Copy out the records precisely, omitting pictures.
++++++
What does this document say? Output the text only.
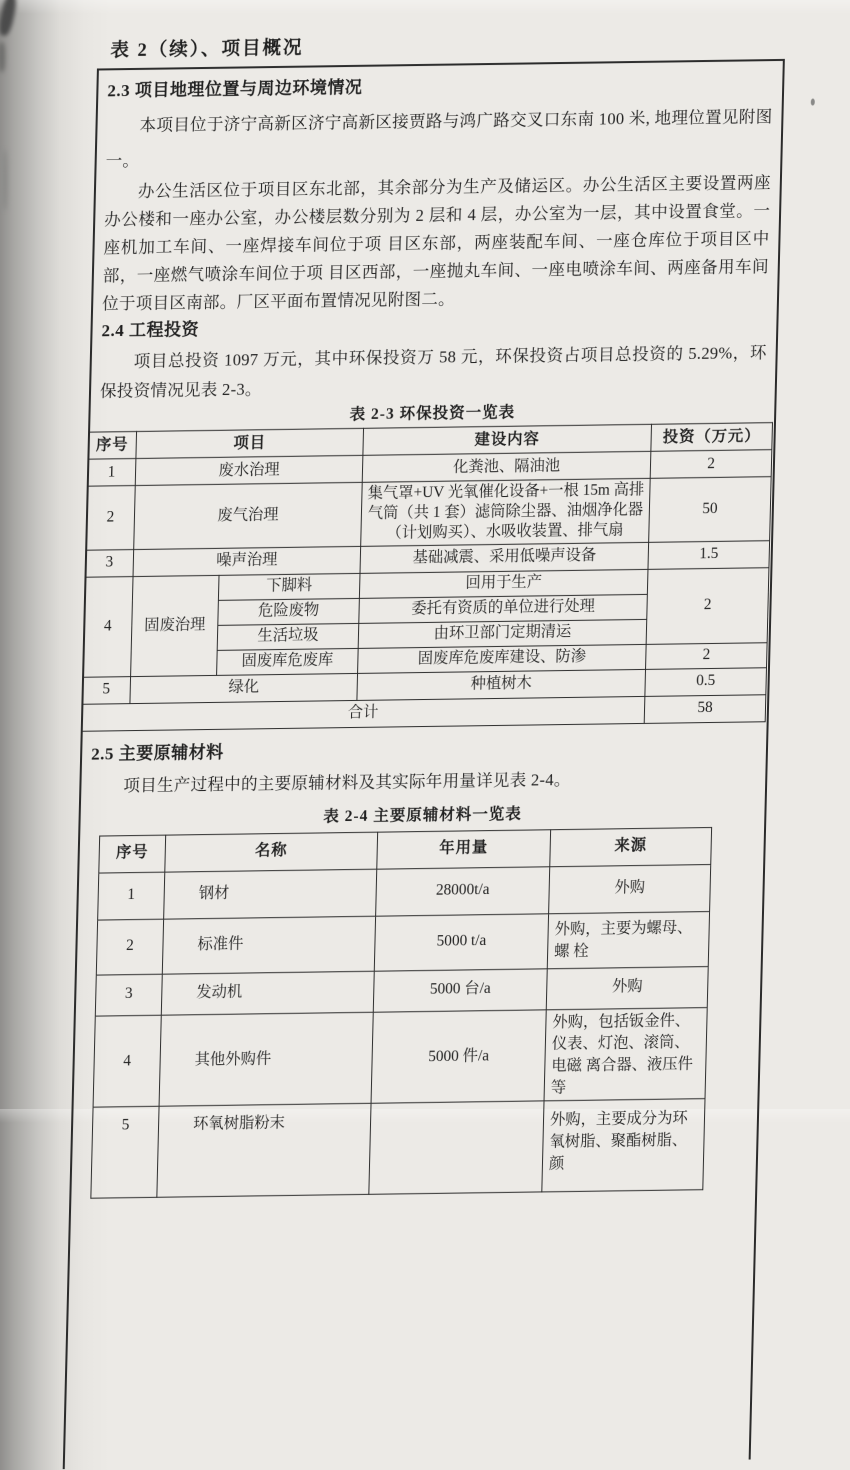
表 2（续）、项目概况
2.3 项目地理位置与周边环境情况

本项目位于济宁高新区济宁高新区接贾路与鸿广路交叉口东南 100 米, 地理位置见附图一。

办公生活区位于项目区东北部，其余部分为生产及储运区。办公生活区主要设置两座办公楼和一座办公室，办公楼层数分别为 2 层和 4 层，办公室为一层，其中设置食堂。一座机加工车间、一座焊接车间位于项 目区东部，两座装配车间、一座仓库位于项目区中部，一座燃气喷涂车间位于项 目区西部，一座抛丸车间、一座电喷涂车间、两座备用车间位于项目区南部。厂区平面布置情况见附图二。

2.4 工程投资

项目总投资 1097 万元，其中环保投资万 58 元，环保投资占项目总投资的 5.29%，环保投资情况见表 2-3。

表 2-3 环保投资一览表
序号	项目		建设内容	投资（万元）
1	废水治理		化粪池、隔油池	2
2	废气治理		集气罩+UV 光氧催化设备+一根 15m 高排气筒（共 1 套）滤筒除尘器、油烟净化器（计划购买）、水吸收装置、排气扇	50
3	噪声治理		基础减震、采用低噪声设备	1.5
4	固废治理	下脚料	回用于生产	2
		危险废物	委托有资质的单位进行处理	
		生活垃圾	由环卫部门定期清运	
		固废库危废库	固废库危废库建设、防渗	2
5	绿化		种植树木	0.5
合计				58
2.5 主要原辅材料

项目生产过程中的主要原辅材料及其实际年用量详见表 2-4。

表 2-4 主要原辅材料一览表
序号	名称	年用量	来源
1	钢材	28000t/a	外购
2	标准件	5000 t/a	外购，主要为螺母、螺 栓
3	发动机	5000 台/a	外购
4	其他外购件	5000 件/a	外购，包括钣金件、仪表、灯泡、滚筒、电磁 离合器、液压件等
5	环氧树脂粉末		外购，主要成分为环氧树脂、聚酯树脂、颜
++++++
*Exercise result*:
What does this document say? Output the text only.
表 2（续）、项目概况
2.3 项目地理位置与周边环境情况

本项目位于济宁高新区济宁高新区接贾路与鸿广路交叉口东南 100 米, 地理位置见附图一。

办公生活区位于项目区东北部，其余部分为生产及储运区。办公生活区主要设置两座办公楼和一座办公室，办公楼层数分别为 2 层和 4 层，办公室为一层，其中设置食堂。一座机加工车间、一座焊接车间位于项 目区东部，两座装配车间、一座仓库位于项目区中部，一座燃气喷涂车间位于项 目区西部，一座抛丸车间、一座电喷涂车间、两座备用车间位于项目区南部。厂区平面布置情况见附图二。

2.4 工程投资

项目总投资 1097 万元，其中环保投资万 58 元，环保投资占项目总投资的 5.29%，环保投资情况见表 2-3。

表 2-3 环保投资一览表
序号	项目		建设内容	投资（万元）
1	废水治理		化粪池、隔油池	2
2	废气治理		集气罩+UV 光氧催化设备+一根 15m 高排气筒（共 1 套）滤筒除尘器、油烟净化器（计划购买）、水吸收装置、排气扇	50
3	噪声治理		基础减震、采用低噪声设备	1.5
4	固废治理	下脚料	回用于生产	2
		危险废物	委托有资质的单位进行处理	
		生活垃圾	由环卫部门定期清运	
		固废库危废库	固废库危废库建设、防渗	2
5	绿化		种植树木	0.5
合计				58
2.5 主要原辅材料

项目生产过程中的主要原辅材料及其实际年用量详见表 2-4。

表 2-4 主要原辅材料一览表
序号	名称	年用量	来源
1	钢材	28000t/a	外购
2	标准件	5000 t/a	外购，主要为螺母、螺 栓
3	发动机	5000 台/a	外购
4	其他外购件	5000 件/a	外购，包括钣金件、仪表、灯泡、滚筒、电磁 离合器、液压件等
5	环氧树脂粉末		外购，主要成分为环氧树脂、聚酯树脂、颜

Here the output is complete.